_Task prompt_.
Drop every picture and give the entries back exactly.

[Rows from a dataset]
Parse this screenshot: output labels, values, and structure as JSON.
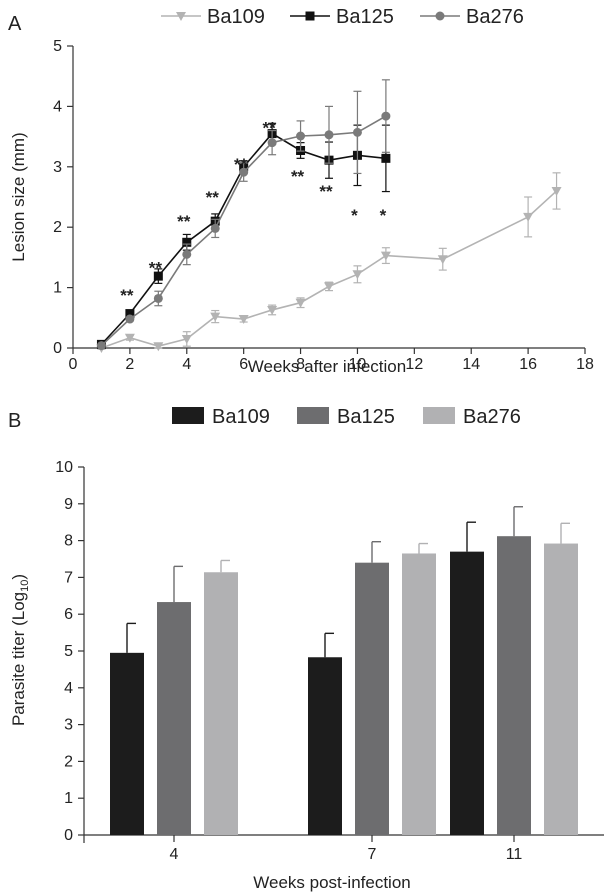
{
  "chart_data": [
    {
      "panel": "A",
      "type": "line",
      "xlabel": "Weeks after infection",
      "ylabel": "Lesion size (mm)",
      "xlim": [
        0,
        18
      ],
      "ylim": [
        0,
        5
      ],
      "xticks": [
        0,
        2,
        4,
        6,
        8,
        10,
        12,
        14,
        16,
        18
      ],
      "yticks": [
        0,
        1,
        2,
        3,
        4,
        5
      ],
      "legend_position": "top",
      "grid": false,
      "series": [
        {
          "name": "Ba109",
          "color": "#b3b3b3",
          "marker": "triangle-down",
          "x": [
            1,
            2,
            3,
            4,
            5,
            6,
            7,
            8,
            9,
            10,
            11,
            13,
            16,
            17
          ],
          "y": [
            0.0,
            0.17,
            0.03,
            0.15,
            0.52,
            0.48,
            0.63,
            0.75,
            1.02,
            1.22,
            1.53,
            1.47,
            2.17,
            2.6
          ],
          "err": [
            0.02,
            0.04,
            0.03,
            0.12,
            0.1,
            0.05,
            0.08,
            0.08,
            0.07,
            0.14,
            0.13,
            0.18,
            0.33,
            0.3
          ]
        },
        {
          "name": "Ba125",
          "color": "#111111",
          "marker": "square",
          "x": [
            1,
            2,
            3,
            4,
            5,
            6,
            7,
            8,
            9,
            10,
            11
          ],
          "y": [
            0.06,
            0.57,
            1.19,
            1.75,
            2.1,
            3.0,
            3.55,
            3.27,
            3.11,
            3.19,
            3.14
          ],
          "err": [
            0.02,
            0.04,
            0.12,
            0.13,
            0.12,
            0.1,
            0.17,
            0.13,
            0.3,
            0.5,
            0.55
          ]
        },
        {
          "name": "Ba276",
          "color": "#7a7a7a",
          "marker": "circle",
          "x": [
            1,
            2,
            3,
            4,
            5,
            6,
            7,
            8,
            9,
            10,
            11
          ],
          "y": [
            0.04,
            0.48,
            0.82,
            1.55,
            1.98,
            2.91,
            3.4,
            3.51,
            3.53,
            3.57,
            3.84
          ],
          "err": [
            0.02,
            0.03,
            0.12,
            0.17,
            0.15,
            0.15,
            0.2,
            0.25,
            0.47,
            0.68,
            0.6
          ]
        }
      ],
      "annotations": [
        {
          "x": 2,
          "y": 0.88,
          "text": "**"
        },
        {
          "x": 3,
          "y": 1.33,
          "text": "**"
        },
        {
          "x": 4,
          "y": 2.1,
          "text": "**"
        },
        {
          "x": 5,
          "y": 2.5,
          "text": "**"
        },
        {
          "x": 6,
          "y": 3.05,
          "text": "**"
        },
        {
          "x": 7,
          "y": 3.65,
          "text": "**"
        },
        {
          "x": 8,
          "y": 2.85,
          "text": "**"
        },
        {
          "x": 9,
          "y": 2.6,
          "text": "**"
        },
        {
          "x": 10,
          "y": 2.2,
          "text": "*"
        },
        {
          "x": 11,
          "y": 2.2,
          "text": "*"
        }
      ]
    },
    {
      "panel": "B",
      "type": "bar",
      "xlabel": "Weeks post-infection",
      "ylabel": "Parasite titer (Log",
      "ylabel_subscript": "10",
      "ylabel_suffix": ")",
      "categories": [
        "4",
        "7",
        "11"
      ],
      "ylim": [
        0,
        10
      ],
      "yticks": [
        0,
        1,
        2,
        3,
        4,
        5,
        6,
        7,
        8,
        9,
        10
      ],
      "legend_position": "top",
      "grid": false,
      "series": [
        {
          "name": "Ba109",
          "color": "#1c1c1c",
          "values": [
            4.95,
            4.83,
            7.7
          ],
          "err": [
            0.8,
            0.65,
            0.8
          ]
        },
        {
          "name": "Ba125",
          "color": "#6d6d6f",
          "values": [
            6.33,
            7.4,
            8.12
          ],
          "err": [
            0.97,
            0.57,
            0.8
          ]
        },
        {
          "name": "Ba276",
          "color": "#b1b1b3",
          "values": [
            7.14,
            7.65,
            7.92
          ],
          "err": [
            0.32,
            0.27,
            0.55
          ]
        }
      ]
    }
  ]
}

_Output of the exercise_.
Parse this screenshot: output labels, values, and structure as JSON.
{
  "chart_data": [
    {
      "panel": "A",
      "type": "line",
      "xlabel": "Weeks after infection",
      "ylabel": "Lesion size (mm)",
      "xlim": [
        0,
        18
      ],
      "ylim": [
        0,
        5
      ],
      "xticks": [
        0,
        2,
        4,
        6,
        8,
        10,
        12,
        14,
        16,
        18
      ],
      "yticks": [
        0,
        1,
        2,
        3,
        4,
        5
      ],
      "legend_position": "top",
      "grid": false,
      "series": [
        {
          "name": "Ba109",
          "color": "#b3b3b3",
          "marker": "triangle-down",
          "x": [
            1,
            2,
            3,
            4,
            5,
            6,
            7,
            8,
            9,
            10,
            11,
            13,
            16,
            17
          ],
          "y": [
            0.0,
            0.17,
            0.03,
            0.15,
            0.52,
            0.48,
            0.63,
            0.75,
            1.02,
            1.22,
            1.53,
            1.47,
            2.17,
            2.6
          ],
          "err": [
            0.02,
            0.04,
            0.03,
            0.12,
            0.1,
            0.05,
            0.08,
            0.08,
            0.07,
            0.14,
            0.13,
            0.18,
            0.33,
            0.3
          ]
        },
        {
          "name": "Ba125",
          "color": "#111111",
          "marker": "square",
          "x": [
            1,
            2,
            3,
            4,
            5,
            6,
            7,
            8,
            9,
            10,
            11
          ],
          "y": [
            0.06,
            0.57,
            1.19,
            1.75,
            2.1,
            3.0,
            3.55,
            3.27,
            3.11,
            3.19,
            3.14
          ],
          "err": [
            0.02,
            0.04,
            0.12,
            0.13,
            0.12,
            0.1,
            0.17,
            0.13,
            0.3,
            0.5,
            0.55
          ]
        },
        {
          "name": "Ba276",
          "color": "#7a7a7a",
          "marker": "circle",
          "x": [
            1,
            2,
            3,
            4,
            5,
            6,
            7,
            8,
            9,
            10,
            11
          ],
          "y": [
            0.04,
            0.48,
            0.82,
            1.55,
            1.98,
            2.91,
            3.4,
            3.51,
            3.53,
            3.57,
            3.84
          ],
          "err": [
            0.02,
            0.03,
            0.12,
            0.17,
            0.15,
            0.15,
            0.2,
            0.25,
            0.47,
            0.68,
            0.6
          ]
        }
      ],
      "annotations": [
        {
          "x": 2,
          "y": 0.88,
          "text": "**"
        },
        {
          "x": 3,
          "y": 1.33,
          "text": "**"
        },
        {
          "x": 4,
          "y": 2.1,
          "text": "**"
        },
        {
          "x": 5,
          "y": 2.5,
          "text": "**"
        },
        {
          "x": 6,
          "y": 3.05,
          "text": "**"
        },
        {
          "x": 7,
          "y": 3.65,
          "text": "**"
        },
        {
          "x": 8,
          "y": 2.85,
          "text": "**"
        },
        {
          "x": 9,
          "y": 2.6,
          "text": "**"
        },
        {
          "x": 10,
          "y": 2.2,
          "text": "*"
        },
        {
          "x": 11,
          "y": 2.2,
          "text": "*"
        }
      ]
    },
    {
      "panel": "B",
      "type": "bar",
      "xlabel": "Weeks post-infection",
      "ylabel": "Parasite titer (Log",
      "ylabel_subscript": "10",
      "ylabel_suffix": ")",
      "categories": [
        "4",
        "7",
        "11"
      ],
      "ylim": [
        0,
        10
      ],
      "yticks": [
        0,
        1,
        2,
        3,
        4,
        5,
        6,
        7,
        8,
        9,
        10
      ],
      "legend_position": "top",
      "grid": false,
      "series": [
        {
          "name": "Ba109",
          "color": "#1c1c1c",
          "values": [
            4.95,
            4.83,
            7.7
          ],
          "err": [
            0.8,
            0.65,
            0.8
          ]
        },
        {
          "name": "Ba125",
          "color": "#6d6d6f",
          "values": [
            6.33,
            7.4,
            8.12
          ],
          "err": [
            0.97,
            0.57,
            0.8
          ]
        },
        {
          "name": "Ba276",
          "color": "#b1b1b3",
          "values": [
            7.14,
            7.65,
            7.92
          ],
          "err": [
            0.32,
            0.27,
            0.55
          ]
        }
      ]
    }
  ]
}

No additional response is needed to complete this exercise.